What the task asks: Take every line from the listing below that includes "Desktop" and copy it.

Stored entries:
● ● ●

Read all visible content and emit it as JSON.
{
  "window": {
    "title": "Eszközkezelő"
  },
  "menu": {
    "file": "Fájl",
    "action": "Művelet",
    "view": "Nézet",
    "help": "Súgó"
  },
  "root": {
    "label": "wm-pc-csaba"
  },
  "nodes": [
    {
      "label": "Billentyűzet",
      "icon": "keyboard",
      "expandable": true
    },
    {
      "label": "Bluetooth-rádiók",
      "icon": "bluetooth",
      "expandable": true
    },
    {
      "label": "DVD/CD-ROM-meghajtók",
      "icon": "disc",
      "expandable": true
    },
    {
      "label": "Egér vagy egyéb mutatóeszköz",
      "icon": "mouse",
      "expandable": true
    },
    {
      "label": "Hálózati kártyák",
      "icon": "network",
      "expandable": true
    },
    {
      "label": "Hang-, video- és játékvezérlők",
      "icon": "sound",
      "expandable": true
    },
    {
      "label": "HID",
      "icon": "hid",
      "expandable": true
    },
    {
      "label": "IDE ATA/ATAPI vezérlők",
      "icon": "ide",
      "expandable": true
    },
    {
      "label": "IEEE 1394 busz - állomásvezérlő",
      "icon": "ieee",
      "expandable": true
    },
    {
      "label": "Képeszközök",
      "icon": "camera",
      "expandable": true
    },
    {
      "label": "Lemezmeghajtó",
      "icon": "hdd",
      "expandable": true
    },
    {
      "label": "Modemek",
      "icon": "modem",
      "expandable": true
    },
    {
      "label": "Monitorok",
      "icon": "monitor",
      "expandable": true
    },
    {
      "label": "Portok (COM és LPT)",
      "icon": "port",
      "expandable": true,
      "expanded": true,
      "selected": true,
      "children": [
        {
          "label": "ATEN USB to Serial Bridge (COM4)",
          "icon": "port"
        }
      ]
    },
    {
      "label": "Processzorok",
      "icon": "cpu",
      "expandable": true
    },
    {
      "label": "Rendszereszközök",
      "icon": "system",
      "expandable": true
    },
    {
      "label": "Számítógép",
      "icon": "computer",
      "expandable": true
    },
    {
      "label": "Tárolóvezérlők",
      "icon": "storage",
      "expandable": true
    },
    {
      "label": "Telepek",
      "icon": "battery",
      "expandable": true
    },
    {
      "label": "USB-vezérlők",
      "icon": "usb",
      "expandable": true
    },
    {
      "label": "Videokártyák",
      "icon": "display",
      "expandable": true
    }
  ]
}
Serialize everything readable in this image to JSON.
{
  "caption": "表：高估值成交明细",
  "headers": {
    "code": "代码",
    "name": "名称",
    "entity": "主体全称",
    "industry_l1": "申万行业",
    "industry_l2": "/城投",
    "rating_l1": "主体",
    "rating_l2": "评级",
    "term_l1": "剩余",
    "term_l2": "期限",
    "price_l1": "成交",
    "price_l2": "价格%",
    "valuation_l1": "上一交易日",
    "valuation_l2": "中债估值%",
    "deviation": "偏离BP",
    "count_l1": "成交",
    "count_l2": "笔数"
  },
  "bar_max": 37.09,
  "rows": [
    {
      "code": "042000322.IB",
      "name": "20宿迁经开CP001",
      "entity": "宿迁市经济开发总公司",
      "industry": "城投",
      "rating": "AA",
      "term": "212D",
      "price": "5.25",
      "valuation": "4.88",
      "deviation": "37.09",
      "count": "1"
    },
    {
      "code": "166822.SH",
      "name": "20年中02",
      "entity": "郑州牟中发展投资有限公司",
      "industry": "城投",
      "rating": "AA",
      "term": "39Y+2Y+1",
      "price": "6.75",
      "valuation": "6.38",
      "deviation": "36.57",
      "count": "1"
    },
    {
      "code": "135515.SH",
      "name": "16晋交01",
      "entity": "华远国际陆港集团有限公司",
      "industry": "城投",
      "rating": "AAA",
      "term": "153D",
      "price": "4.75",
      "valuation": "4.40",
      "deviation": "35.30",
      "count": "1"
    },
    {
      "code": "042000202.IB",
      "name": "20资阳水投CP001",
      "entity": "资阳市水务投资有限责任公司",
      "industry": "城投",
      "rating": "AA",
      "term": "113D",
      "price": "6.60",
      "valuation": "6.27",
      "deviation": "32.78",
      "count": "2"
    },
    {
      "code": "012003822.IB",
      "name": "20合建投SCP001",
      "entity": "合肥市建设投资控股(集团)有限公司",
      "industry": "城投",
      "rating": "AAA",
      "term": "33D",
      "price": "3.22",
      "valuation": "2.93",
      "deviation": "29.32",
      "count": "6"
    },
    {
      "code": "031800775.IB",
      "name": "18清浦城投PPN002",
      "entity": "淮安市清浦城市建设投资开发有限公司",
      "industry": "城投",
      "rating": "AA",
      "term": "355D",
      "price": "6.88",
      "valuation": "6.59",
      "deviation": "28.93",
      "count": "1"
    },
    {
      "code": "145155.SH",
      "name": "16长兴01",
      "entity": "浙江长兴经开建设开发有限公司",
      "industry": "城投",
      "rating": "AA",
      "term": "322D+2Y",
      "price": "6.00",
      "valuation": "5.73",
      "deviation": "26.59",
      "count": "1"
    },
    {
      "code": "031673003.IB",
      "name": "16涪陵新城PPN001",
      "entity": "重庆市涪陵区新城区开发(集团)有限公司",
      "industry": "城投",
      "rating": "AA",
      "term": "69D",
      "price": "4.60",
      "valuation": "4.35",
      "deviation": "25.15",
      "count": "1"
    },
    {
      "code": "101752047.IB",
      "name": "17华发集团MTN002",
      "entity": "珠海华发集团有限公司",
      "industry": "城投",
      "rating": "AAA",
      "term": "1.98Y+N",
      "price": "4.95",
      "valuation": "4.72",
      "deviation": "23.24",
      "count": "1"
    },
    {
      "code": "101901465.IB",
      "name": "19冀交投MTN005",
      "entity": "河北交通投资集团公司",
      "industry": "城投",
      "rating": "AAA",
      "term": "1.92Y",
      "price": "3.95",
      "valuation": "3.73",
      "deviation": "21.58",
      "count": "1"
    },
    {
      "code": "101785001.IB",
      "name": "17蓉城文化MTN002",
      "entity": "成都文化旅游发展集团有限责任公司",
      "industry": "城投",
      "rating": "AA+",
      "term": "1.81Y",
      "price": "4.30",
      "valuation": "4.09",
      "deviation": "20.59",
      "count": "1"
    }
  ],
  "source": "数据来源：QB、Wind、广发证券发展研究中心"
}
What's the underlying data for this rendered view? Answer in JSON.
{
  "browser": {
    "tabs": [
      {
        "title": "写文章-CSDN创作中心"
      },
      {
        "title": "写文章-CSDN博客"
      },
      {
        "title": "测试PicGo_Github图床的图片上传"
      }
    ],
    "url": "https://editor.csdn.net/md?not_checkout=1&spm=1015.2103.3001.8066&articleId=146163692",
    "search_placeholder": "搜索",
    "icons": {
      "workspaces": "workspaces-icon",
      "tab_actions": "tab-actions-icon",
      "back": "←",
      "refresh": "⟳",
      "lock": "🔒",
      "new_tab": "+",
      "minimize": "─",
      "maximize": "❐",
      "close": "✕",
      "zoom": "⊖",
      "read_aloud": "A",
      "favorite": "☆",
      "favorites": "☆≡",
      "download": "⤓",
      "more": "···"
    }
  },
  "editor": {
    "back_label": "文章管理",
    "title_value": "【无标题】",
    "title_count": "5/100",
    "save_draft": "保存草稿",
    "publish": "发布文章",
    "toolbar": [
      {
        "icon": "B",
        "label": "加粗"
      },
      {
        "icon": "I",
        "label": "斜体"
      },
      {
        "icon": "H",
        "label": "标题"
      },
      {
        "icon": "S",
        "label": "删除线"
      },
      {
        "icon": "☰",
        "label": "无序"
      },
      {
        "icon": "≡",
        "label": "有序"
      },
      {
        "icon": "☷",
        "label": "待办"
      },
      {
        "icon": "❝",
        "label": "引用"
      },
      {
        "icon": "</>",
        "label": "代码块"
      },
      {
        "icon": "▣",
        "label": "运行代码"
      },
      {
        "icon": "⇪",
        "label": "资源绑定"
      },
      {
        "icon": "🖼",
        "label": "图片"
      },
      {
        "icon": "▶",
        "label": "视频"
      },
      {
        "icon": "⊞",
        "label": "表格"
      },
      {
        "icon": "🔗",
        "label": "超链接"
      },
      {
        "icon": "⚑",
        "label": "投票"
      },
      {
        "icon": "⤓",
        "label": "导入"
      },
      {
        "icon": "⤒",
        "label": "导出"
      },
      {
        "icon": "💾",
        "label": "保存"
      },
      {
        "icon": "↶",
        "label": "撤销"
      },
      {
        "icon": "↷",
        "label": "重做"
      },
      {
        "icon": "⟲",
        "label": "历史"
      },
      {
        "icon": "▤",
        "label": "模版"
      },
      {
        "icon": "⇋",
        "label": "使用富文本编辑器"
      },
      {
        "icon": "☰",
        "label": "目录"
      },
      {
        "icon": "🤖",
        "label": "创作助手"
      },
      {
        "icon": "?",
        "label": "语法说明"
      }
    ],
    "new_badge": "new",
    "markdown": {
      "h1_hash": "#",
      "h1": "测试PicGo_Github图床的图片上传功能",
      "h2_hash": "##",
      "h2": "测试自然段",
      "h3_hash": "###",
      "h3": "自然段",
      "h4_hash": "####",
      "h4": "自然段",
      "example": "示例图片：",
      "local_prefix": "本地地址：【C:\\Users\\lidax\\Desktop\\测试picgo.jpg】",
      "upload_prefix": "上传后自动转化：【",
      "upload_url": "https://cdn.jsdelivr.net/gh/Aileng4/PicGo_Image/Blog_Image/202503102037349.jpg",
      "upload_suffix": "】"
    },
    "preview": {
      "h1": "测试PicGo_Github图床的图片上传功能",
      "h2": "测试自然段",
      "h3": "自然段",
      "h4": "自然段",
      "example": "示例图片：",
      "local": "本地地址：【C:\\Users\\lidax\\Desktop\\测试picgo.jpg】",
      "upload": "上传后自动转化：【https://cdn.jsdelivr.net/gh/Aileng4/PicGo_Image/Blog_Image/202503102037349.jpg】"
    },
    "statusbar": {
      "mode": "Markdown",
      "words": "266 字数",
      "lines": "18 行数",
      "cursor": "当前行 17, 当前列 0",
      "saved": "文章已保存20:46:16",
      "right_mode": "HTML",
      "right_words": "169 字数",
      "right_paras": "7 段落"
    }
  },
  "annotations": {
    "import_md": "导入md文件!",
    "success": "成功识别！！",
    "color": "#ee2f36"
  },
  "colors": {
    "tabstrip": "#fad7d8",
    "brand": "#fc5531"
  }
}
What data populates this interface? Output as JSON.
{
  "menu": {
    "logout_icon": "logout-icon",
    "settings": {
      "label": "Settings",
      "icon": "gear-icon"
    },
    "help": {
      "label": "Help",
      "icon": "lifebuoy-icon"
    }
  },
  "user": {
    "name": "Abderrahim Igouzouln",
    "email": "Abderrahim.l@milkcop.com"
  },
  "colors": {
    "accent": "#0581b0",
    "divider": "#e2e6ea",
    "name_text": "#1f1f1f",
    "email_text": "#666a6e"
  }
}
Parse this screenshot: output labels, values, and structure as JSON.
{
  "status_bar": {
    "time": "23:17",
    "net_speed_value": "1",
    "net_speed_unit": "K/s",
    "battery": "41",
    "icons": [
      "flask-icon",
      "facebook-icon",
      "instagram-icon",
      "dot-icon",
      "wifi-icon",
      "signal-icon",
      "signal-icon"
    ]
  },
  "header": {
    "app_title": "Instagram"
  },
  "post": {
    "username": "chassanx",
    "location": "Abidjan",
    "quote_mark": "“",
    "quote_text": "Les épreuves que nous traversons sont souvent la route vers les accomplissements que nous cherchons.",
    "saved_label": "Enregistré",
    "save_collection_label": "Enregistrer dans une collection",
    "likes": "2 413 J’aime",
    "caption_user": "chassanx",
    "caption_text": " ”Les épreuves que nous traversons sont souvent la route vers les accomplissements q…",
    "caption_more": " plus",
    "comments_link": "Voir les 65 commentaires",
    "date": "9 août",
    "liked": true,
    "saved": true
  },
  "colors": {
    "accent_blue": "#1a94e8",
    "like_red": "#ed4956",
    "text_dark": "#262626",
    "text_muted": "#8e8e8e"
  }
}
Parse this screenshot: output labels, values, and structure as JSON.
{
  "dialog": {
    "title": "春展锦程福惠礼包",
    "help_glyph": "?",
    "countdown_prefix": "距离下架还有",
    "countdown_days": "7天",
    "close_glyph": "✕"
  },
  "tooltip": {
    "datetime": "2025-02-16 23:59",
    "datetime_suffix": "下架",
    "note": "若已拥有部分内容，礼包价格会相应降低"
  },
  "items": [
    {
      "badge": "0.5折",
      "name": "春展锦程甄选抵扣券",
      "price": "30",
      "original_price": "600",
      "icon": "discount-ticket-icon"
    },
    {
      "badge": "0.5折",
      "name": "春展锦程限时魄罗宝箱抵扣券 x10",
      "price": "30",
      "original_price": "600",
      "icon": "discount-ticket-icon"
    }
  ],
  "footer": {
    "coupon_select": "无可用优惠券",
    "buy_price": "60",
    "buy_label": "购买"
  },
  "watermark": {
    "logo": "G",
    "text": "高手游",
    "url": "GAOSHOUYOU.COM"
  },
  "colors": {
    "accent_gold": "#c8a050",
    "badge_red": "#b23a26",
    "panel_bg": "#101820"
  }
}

● ● ●

Answer to the problem:
      "local_prefix": "本地地址：【C:\\Users\\lidax\\Desktop\\测试picgo.jpg】",
      "local": "本地地址：【C:\\Users\\lidax\\Desktop\\测试picgo.jpg】",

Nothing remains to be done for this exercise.